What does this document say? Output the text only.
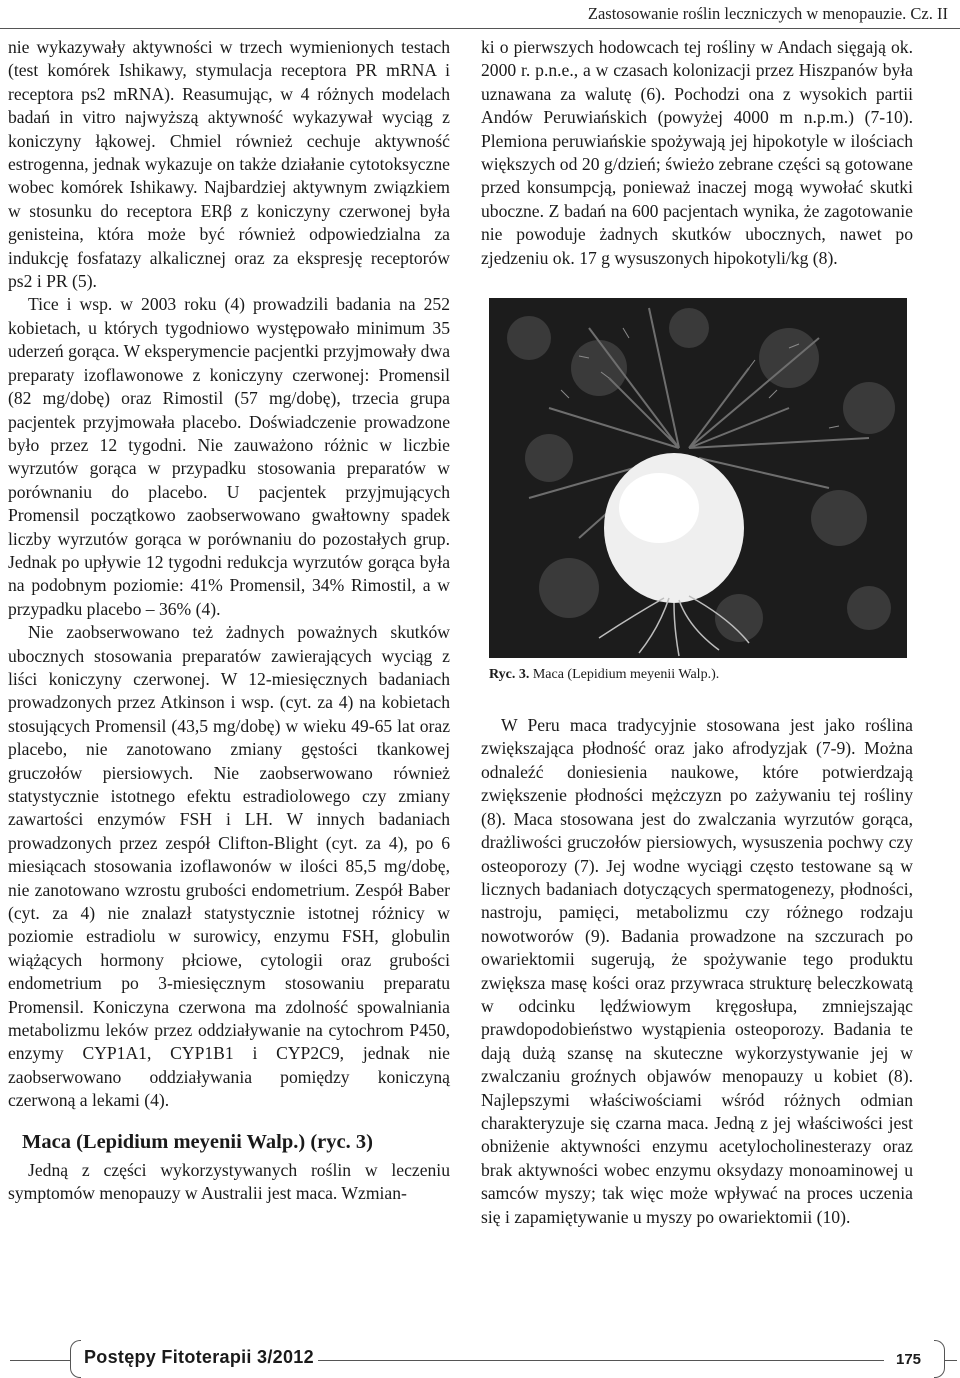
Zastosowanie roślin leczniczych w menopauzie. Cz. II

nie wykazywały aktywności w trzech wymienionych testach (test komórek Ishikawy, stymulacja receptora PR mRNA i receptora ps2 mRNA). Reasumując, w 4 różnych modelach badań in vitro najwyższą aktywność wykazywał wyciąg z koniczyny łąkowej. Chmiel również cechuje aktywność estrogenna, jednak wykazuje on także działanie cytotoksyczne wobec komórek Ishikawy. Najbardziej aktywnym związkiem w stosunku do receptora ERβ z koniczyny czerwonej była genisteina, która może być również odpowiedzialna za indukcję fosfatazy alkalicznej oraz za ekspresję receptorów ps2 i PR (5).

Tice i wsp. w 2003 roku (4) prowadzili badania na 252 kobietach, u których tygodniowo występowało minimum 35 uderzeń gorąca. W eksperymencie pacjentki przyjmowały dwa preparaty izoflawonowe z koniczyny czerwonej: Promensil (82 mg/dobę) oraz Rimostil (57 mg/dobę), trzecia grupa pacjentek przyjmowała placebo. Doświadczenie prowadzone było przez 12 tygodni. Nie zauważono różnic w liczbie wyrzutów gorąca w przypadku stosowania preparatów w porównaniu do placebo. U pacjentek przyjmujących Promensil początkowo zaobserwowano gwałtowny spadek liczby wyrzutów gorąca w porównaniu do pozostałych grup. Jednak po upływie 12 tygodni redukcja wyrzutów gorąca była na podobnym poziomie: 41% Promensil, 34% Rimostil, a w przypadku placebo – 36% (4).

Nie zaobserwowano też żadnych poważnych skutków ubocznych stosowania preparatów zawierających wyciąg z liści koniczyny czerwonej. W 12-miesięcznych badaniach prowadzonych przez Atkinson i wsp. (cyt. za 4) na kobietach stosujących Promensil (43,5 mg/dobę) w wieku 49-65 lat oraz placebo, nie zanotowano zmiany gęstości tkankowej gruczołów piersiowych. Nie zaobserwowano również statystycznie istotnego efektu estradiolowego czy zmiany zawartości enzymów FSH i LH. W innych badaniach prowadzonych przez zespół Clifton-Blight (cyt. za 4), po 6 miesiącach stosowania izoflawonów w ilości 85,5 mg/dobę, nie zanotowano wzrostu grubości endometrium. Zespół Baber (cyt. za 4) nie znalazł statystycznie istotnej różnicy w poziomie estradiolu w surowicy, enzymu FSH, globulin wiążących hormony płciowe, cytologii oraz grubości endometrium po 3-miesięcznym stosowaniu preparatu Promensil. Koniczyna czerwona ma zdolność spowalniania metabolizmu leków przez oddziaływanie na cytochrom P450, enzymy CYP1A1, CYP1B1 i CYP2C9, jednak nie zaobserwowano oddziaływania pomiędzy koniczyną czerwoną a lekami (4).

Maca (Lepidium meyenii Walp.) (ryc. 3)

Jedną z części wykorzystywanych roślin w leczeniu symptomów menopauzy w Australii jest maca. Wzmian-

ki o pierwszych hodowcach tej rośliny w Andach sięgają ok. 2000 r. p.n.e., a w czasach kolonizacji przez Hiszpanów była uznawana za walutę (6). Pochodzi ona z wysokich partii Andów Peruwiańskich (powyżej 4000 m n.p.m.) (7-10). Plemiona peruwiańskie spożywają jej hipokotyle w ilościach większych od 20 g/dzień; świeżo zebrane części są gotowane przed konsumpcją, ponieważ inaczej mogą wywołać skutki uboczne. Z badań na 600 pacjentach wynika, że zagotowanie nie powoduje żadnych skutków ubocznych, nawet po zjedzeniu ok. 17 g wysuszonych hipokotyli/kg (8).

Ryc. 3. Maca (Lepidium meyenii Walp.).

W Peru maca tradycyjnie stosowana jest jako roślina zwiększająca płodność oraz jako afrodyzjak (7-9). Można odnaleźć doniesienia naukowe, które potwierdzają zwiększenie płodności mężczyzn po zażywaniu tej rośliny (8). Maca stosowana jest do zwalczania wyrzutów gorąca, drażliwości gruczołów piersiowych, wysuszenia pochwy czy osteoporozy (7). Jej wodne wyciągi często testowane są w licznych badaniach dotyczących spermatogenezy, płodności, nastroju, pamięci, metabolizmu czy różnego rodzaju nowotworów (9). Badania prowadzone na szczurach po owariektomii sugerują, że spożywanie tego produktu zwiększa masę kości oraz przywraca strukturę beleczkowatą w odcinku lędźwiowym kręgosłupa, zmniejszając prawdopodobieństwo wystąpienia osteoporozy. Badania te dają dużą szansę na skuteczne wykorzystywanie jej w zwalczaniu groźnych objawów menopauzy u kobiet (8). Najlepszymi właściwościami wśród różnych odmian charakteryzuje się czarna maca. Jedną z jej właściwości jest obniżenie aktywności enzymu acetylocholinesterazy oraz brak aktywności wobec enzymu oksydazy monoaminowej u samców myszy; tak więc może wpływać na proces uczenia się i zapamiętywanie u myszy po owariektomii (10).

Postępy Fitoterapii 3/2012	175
--*--
▶ _Action item_:
Give back each of the records above word for word, apart from the pictures.

▶ _Exercise output_:
What does this document say? Output the text only.
Zastosowanie roślin leczniczych w menopauzie. Cz. II

nie wykazywały aktywności w trzech wymienionych testach (test komórek Ishikawy, stymulacja receptora PR mRNA i receptora ps2 mRNA). Reasumując, w 4 różnych modelach badań in vitro najwyższą aktywność wykazywał wyciąg z koniczyny łąkowej. Chmiel również cechuje aktywność estrogenna, jednak wykazuje on także działanie cytotoksyczne wobec komórek Ishikawy. Najbardziej aktywnym związkiem w stosunku do receptora ERβ z koniczyny czerwonej była genisteina, która może być również odpowiedzialna za indukcję fosfatazy alkalicznej oraz za ekspresję receptorów ps2 i PR (5).

Tice i wsp. w 2003 roku (4) prowadzili badania na 252 kobietach, u których tygodniowo występowało minimum 35 uderzeń gorąca. W eksperymencie pacjentki przyjmowały dwa preparaty izoflawonowe z koniczyny czerwonej: Promensil (82 mg/dobę) oraz Rimostil (57 mg/dobę), trzecia grupa pacjentek przyjmowała placebo. Doświadczenie prowadzone było przez 12 tygodni. Nie zauważono różnic w liczbie wyrzutów gorąca w przypadku stosowania preparatów w porównaniu do placebo. U pacjentek przyjmujących Promensil początkowo zaobserwowano gwałtowny spadek liczby wyrzutów gorąca w porównaniu do pozostałych grup. Jednak po upływie 12 tygodni redukcja wyrzutów gorąca była na podobnym poziomie: 41% Promensil, 34% Rimostil, a w przypadku placebo – 36% (4).

Nie zaobserwowano też żadnych poważnych skutków ubocznych stosowania preparatów zawierających wyciąg z liści koniczyny czerwonej. W 12-miesięcznych badaniach prowadzonych przez Atkinson i wsp. (cyt. za 4) na kobietach stosujących Promensil (43,5 mg/dobę) w wieku 49-65 lat oraz placebo, nie zanotowano zmiany gęstości tkankowej gruczołów piersiowych. Nie zaobserwowano również statystycznie istotnego efektu estradiolowego czy zmiany zawartości enzymów FSH i LH. W innych badaniach prowadzonych przez zespół Clifton-Blight (cyt. za 4), po 6 miesiącach stosowania izoflawonów w ilości 85,5 mg/dobę, nie zanotowano wzrostu grubości endometrium. Zespół Baber (cyt. za 4) nie znalazł statystycznie istotnej różnicy w poziomie estradiolu w surowicy, enzymu FSH, globulin wiążących hormony płciowe, cytologii oraz grubości endometrium po 3-miesięcznym stosowaniu preparatu Promensil. Koniczyna czerwona ma zdolność spowalniania metabolizmu leków przez oddziaływanie na cytochrom P450, enzymy CYP1A1, CYP1B1 i CYP2C9, jednak nie zaobserwowano oddziaływania pomiędzy koniczyną czerwoną a lekami (4).

Maca (Lepidium meyenii Walp.) (ryc. 3)

Jedną z części wykorzystywanych roślin w leczeniu symptomów menopauzy w Australii jest maca. Wzmian-

ki o pierwszych hodowcach tej rośliny w Andach sięgają ok. 2000 r. p.n.e., a w czasach kolonizacji przez Hiszpanów była uznawana za walutę (6). Pochodzi ona z wysokich partii Andów Peruwiańskich (powyżej 4000 m n.p.m.) (7-10). Plemiona peruwiańskie spożywają jej hipokotyle w ilościach większych od 20 g/dzień; świeżo zebrane części są gotowane przed konsumpcją, ponieważ inaczej mogą wywołać skutki uboczne. Z badań na 600 pacjentach wynika, że zagotowanie nie powoduje żadnych skutków ubocznych, nawet po zjedzeniu ok. 17 g wysuszonych hipokotyli/kg (8).

Ryc. 3. Maca (Lepidium meyenii Walp.).

W Peru maca tradycyjnie stosowana jest jako roślina zwiększająca płodność oraz jako afrodyzjak (7-9). Można odnaleźć doniesienia naukowe, które potwierdzają zwiększenie płodności mężczyzn po zażywaniu tej rośliny (8). Maca stosowana jest do zwalczania wyrzutów gorąca, drażliwości gruczołów piersiowych, wysuszenia pochwy czy osteoporozy (7). Jej wodne wyciągi często testowane są w licznych badaniach dotyczących spermatogenezy, płodności, nastroju, pamięci, metabolizmu czy różnego rodzaju nowotworów (9). Badania prowadzone na szczurach po owariektomii sugerują, że spożywanie tego produktu zwiększa masę kości oraz przywraca strukturę beleczkowatą w odcinku lędźwiowym kręgosłupa, zmniejszając prawdopodobieństwo wystąpienia osteoporozy. Badania te dają dużą szansę na skuteczne wykorzystywanie jej w zwalczaniu groźnych objawów menopauzy u kobiet (8). Najlepszymi właściwościami wśród różnych odmian charakteryzuje się czarna maca. Jedną z jej właściwości jest obniżenie aktywności enzymu acetylocholinesterazy oraz brak aktywności wobec enzymu oksydazy monoaminowej u samców myszy; tak więc może wpływać na proces uczenia się i zapamiętywanie u myszy po owariektomii (10).

Postępy Fitoterapii 3/2012	175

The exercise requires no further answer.